Set task
The listing beneath should be written out in full, exactly as shown.

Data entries
▶

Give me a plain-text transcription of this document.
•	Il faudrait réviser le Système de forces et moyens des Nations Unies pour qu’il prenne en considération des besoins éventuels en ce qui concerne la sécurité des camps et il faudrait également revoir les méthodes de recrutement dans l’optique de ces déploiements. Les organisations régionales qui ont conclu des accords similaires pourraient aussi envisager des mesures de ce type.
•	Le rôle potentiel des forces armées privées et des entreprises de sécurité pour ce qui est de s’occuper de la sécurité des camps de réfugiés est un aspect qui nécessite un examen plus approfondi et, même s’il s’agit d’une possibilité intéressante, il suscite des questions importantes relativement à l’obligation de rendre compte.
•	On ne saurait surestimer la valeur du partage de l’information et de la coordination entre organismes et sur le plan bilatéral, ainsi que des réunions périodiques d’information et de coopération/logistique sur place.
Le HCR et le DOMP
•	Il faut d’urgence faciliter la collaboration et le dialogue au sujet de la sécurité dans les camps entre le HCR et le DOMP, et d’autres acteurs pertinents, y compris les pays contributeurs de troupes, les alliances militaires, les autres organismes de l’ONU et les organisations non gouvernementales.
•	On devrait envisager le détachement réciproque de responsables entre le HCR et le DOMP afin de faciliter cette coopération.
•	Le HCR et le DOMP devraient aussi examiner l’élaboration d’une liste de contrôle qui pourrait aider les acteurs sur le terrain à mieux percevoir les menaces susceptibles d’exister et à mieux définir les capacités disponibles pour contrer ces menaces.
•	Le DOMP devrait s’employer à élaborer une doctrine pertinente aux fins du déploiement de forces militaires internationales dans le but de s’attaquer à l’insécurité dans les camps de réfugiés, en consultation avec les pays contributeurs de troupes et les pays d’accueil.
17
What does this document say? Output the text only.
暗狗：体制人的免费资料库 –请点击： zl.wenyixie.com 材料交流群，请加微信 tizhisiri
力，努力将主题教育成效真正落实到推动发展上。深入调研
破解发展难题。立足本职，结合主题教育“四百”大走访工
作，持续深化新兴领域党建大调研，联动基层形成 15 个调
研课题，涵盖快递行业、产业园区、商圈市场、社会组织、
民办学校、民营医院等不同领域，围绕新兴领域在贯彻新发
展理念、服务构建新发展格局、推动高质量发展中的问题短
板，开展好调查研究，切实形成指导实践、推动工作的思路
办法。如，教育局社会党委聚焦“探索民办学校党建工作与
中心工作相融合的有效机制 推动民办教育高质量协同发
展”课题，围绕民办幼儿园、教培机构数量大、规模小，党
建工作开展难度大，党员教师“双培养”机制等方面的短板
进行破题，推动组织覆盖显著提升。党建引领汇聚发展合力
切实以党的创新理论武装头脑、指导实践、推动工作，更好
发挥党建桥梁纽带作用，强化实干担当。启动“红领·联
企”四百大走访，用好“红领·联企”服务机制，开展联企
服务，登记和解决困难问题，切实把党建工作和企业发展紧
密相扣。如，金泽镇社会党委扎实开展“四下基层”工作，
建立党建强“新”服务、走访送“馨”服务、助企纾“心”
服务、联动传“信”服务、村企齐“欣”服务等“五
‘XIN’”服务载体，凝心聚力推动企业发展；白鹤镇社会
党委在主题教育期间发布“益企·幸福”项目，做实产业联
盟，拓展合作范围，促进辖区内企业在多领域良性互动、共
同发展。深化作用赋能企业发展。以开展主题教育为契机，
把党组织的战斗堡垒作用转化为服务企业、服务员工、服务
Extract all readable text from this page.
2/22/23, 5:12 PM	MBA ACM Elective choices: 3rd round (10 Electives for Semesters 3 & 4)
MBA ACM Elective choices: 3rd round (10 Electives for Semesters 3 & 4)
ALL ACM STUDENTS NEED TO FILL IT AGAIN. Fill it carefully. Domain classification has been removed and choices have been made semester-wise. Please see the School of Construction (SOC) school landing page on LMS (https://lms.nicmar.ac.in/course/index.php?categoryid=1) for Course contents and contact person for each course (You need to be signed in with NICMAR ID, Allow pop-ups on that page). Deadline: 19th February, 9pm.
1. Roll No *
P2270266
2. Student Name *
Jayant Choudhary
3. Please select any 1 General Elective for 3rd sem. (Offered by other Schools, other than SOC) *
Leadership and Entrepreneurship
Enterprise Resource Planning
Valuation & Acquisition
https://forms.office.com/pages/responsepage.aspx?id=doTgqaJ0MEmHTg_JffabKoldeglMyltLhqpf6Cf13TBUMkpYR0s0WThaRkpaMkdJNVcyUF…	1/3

◀

Complete answer
Give me a plain-text transcription of this document.
•	Il faudrait réviser le Système de forces et moyens des Nations Unies pour qu’il prenne en considération des besoins éventuels en ce qui concerne la sécurité des camps et il faudrait également revoir les méthodes de recrutement dans l’optique de ces déploiements. Les organisations régionales qui ont conclu des accords similaires pourraient aussi envisager des mesures de ce type.
•	Le rôle potentiel des forces armées privées et des entreprises de sécurité pour ce qui est de s’occuper de la sécurité des camps de réfugiés est un aspect qui nécessite un examen plus approfondi et, même s’il s’agit d’une possibilité intéressante, il suscite des questions importantes relativement à l’obligation de rendre compte.
•	On ne saurait surestimer la valeur du partage de l’information et de la coordination entre organismes et sur le plan bilatéral, ainsi que des réunions périodiques d’information et de coopération/logistique sur place.
Le HCR et le DOMP
•	Il faut d’urgence faciliter la collaboration et le dialogue au sujet de la sécurité dans les camps entre le HCR et le DOMP, et d’autres acteurs pertinents, y compris les pays contributeurs de troupes, les alliances militaires, les autres organismes de l’ONU et les organisations non gouvernementales.
•	On devrait envisager le détachement réciproque de responsables entre le HCR et le DOMP afin de faciliter cette coopération.
•	Le HCR et le DOMP devraient aussi examiner l’élaboration d’une liste de contrôle qui pourrait aider les acteurs sur le terrain à mieux percevoir les menaces susceptibles d’exister et à mieux définir les capacités disponibles pour contrer ces menaces.
•	Le DOMP devrait s’employer à élaborer une doctrine pertinente aux fins du déploiement de forces militaires internationales dans le but de s’attaquer à l’insécurité dans les camps de réfugiés, en consultation avec les pays contributeurs de troupes et les pays d’accueil.
17
What does this document say? Output the text only.
暗狗：体制人的免费资料库 –请点击： zl.wenyixie.com 材料交流群，请加微信 tizhisiri
力，努力将主题教育成效真正落实到推动发展上。深入调研
破解发展难题。立足本职，结合主题教育“四百”大走访工
作，持续深化新兴领域党建大调研，联动基层形成 15 个调
研课题，涵盖快递行业、产业园区、商圈市场、社会组织、
民办学校、民营医院等不同领域，围绕新兴领域在贯彻新发
展理念、服务构建新发展格局、推动高质量发展中的问题短
板，开展好调查研究，切实形成指导实践、推动工作的思路
办法。如，教育局社会党委聚焦“探索民办学校党建工作与
中心工作相融合的有效机制 推动民办教育高质量协同发
展”课题，围绕民办幼儿园、教培机构数量大、规模小，党
建工作开展难度大，党员教师“双培养”机制等方面的短板
进行破题，推动组织覆盖显著提升。党建引领汇聚发展合力
切实以党的创新理论武装头脑、指导实践、推动工作，更好
发挥党建桥梁纽带作用，强化实干担当。启动“红领·联
企”四百大走访，用好“红领·联企”服务机制，开展联企
服务，登记和解决困难问题，切实把党建工作和企业发展紧
密相扣。如，金泽镇社会党委扎实开展“四下基层”工作，
建立党建强“新”服务、走访送“馨”服务、助企纾“心”
服务、联动传“信”服务、村企齐“欣”服务等“五
‘XIN’”服务载体，凝心聚力推动企业发展；白鹤镇社会
党委在主题教育期间发布“益企·幸福”项目，做实产业联
盟，拓展合作范围，促进辖区内企业在多领域良性互动、共
同发展。深化作用赋能企业发展。以开展主题教育为契机，
把党组织的战斗堡垒作用转化为服务企业、服务员工、服务
Extract all readable text from this page.
2/22/23, 5:12 PM	MBA ACM Elective choices: 3rd round (10 Electives for Semesters 3 & 4)
MBA ACM Elective choices: 3rd round (10 Electives for Semesters 3 & 4)
ALL ACM STUDENTS NEED TO FILL IT AGAIN. Fill it carefully. Domain classification has been removed and choices have been made semester-wise. Please see the School of Construction (SOC) school landing page on LMS (https://lms.nicmar.ac.in/course/index.php?categoryid=1) for Course contents and contact person for each course (You need to be signed in with NICMAR ID, Allow pop-ups on that page). Deadline: 19th February, 9pm.
1. Roll No *
P2270266
2. Student Name *
Jayant Choudhary
3. Please select any 1 General Elective for 3rd sem. (Offered by other Schools, other than SOC) *
Leadership and Entrepreneurship
Enterprise Resource Planning
Valuation & Acquisition
https://forms.office.com/pages/responsepage.aspx?id=doTgqaJ0MEmHTg_JffabKoldeglMyltLhqpf6Cf13TBUMkpYR0s0WThaRkpaMkdJNVcyUF…	1/3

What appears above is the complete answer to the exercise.